[TASK DIRECTIONS]
Which lines hold the string "clients"? Copy every one of them.

○ ○ ○

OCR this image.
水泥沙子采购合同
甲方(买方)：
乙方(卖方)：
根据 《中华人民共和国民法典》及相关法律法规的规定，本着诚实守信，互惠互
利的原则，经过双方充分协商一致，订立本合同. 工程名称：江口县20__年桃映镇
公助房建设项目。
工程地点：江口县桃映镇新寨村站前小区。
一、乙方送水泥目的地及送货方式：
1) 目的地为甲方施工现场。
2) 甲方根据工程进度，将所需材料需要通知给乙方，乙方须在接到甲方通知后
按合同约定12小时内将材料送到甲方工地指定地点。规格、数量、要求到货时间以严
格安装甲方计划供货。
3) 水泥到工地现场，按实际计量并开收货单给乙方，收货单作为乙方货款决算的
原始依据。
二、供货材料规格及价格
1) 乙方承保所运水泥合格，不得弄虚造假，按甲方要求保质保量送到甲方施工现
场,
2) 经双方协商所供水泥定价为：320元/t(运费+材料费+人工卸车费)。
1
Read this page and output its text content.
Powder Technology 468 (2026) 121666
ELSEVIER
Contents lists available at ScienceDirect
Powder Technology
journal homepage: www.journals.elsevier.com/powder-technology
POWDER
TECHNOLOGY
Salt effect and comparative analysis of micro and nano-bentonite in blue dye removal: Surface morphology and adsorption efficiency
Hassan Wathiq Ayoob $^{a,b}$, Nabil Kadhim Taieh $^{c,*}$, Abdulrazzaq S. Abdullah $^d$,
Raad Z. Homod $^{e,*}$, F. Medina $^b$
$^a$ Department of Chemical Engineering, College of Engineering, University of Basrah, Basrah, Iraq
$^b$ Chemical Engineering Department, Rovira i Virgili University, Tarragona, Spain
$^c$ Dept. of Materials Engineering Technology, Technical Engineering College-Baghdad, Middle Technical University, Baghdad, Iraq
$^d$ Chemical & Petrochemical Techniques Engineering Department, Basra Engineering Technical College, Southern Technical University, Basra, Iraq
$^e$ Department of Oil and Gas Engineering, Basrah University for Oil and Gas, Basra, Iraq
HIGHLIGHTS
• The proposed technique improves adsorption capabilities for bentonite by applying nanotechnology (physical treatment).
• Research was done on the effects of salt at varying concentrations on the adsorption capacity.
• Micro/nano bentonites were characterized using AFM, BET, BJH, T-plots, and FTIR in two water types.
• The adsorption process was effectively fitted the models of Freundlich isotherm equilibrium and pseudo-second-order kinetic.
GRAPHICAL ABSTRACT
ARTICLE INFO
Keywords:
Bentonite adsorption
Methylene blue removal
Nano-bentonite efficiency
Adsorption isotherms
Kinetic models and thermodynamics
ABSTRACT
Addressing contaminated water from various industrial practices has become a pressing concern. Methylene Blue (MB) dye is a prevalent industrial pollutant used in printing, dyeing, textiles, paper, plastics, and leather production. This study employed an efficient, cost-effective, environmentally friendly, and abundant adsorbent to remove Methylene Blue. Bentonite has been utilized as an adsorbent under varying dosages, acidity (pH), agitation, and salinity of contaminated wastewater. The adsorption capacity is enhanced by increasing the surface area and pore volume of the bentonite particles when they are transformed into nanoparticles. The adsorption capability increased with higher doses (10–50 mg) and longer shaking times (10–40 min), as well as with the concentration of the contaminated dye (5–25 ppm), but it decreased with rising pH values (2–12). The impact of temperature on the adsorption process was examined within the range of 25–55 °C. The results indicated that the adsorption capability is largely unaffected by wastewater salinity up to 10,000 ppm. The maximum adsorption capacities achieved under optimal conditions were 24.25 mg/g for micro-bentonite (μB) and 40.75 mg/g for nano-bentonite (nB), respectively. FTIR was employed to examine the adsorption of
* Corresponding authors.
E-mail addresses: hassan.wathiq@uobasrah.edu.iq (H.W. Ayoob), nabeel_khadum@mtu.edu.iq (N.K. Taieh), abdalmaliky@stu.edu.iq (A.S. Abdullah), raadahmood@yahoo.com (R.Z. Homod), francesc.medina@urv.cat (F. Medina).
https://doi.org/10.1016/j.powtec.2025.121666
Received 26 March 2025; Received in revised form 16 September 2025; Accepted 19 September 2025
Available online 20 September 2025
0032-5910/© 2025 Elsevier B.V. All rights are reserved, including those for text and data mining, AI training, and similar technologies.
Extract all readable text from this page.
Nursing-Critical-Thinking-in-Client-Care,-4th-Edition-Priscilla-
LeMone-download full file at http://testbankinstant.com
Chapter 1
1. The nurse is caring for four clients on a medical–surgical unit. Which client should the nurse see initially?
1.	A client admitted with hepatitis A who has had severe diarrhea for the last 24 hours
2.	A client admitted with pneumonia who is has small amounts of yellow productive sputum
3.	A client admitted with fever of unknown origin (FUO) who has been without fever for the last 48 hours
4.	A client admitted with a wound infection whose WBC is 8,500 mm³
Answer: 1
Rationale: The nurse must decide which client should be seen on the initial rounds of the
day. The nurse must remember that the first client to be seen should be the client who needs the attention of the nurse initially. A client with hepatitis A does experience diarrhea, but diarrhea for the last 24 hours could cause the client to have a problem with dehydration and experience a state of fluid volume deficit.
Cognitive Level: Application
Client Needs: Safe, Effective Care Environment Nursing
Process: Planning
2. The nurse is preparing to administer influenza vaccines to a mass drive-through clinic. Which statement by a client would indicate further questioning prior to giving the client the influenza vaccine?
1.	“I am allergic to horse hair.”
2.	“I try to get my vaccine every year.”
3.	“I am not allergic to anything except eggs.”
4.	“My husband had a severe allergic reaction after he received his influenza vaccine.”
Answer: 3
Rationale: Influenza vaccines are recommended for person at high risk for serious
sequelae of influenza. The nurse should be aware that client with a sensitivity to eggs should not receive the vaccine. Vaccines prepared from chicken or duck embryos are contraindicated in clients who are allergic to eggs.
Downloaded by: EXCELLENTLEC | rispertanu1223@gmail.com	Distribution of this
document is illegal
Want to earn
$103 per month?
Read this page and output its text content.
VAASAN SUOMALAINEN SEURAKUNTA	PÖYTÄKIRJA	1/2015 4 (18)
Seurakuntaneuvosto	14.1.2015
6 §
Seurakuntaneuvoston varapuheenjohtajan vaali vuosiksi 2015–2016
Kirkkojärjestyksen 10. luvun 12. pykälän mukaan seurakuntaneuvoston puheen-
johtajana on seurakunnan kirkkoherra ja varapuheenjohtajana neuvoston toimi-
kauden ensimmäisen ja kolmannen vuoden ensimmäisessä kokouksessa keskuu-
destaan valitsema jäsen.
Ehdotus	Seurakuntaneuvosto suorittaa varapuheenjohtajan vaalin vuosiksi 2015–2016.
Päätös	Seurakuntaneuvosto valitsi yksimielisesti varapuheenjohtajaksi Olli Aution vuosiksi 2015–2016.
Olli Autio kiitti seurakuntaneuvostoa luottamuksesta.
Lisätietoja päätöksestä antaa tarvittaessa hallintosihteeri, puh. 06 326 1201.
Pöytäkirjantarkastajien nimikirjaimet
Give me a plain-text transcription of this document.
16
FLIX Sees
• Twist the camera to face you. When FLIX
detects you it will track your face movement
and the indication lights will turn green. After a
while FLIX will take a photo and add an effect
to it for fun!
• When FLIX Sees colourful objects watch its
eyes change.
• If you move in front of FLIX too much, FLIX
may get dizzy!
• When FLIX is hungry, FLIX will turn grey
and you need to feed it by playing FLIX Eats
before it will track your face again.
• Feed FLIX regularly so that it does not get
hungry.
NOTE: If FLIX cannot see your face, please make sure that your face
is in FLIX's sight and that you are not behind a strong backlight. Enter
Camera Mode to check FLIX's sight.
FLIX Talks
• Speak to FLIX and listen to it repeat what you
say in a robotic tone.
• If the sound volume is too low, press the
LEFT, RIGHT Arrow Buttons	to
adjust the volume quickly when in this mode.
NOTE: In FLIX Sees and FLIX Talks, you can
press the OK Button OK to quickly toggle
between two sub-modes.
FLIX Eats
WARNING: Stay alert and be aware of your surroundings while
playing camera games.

○ ○ ○

[TASK SOLUTION]
1. The nurse is caring for four clients on a medical–surgical unit. Which client should the nurse see initially?
sequelae of influenza. The nurse should be aware that client with a sensitivity to eggs should not receive the vaccine. Vaccines prepared from chicken or duck embryos are contraindicated in clients who are allergic to eggs.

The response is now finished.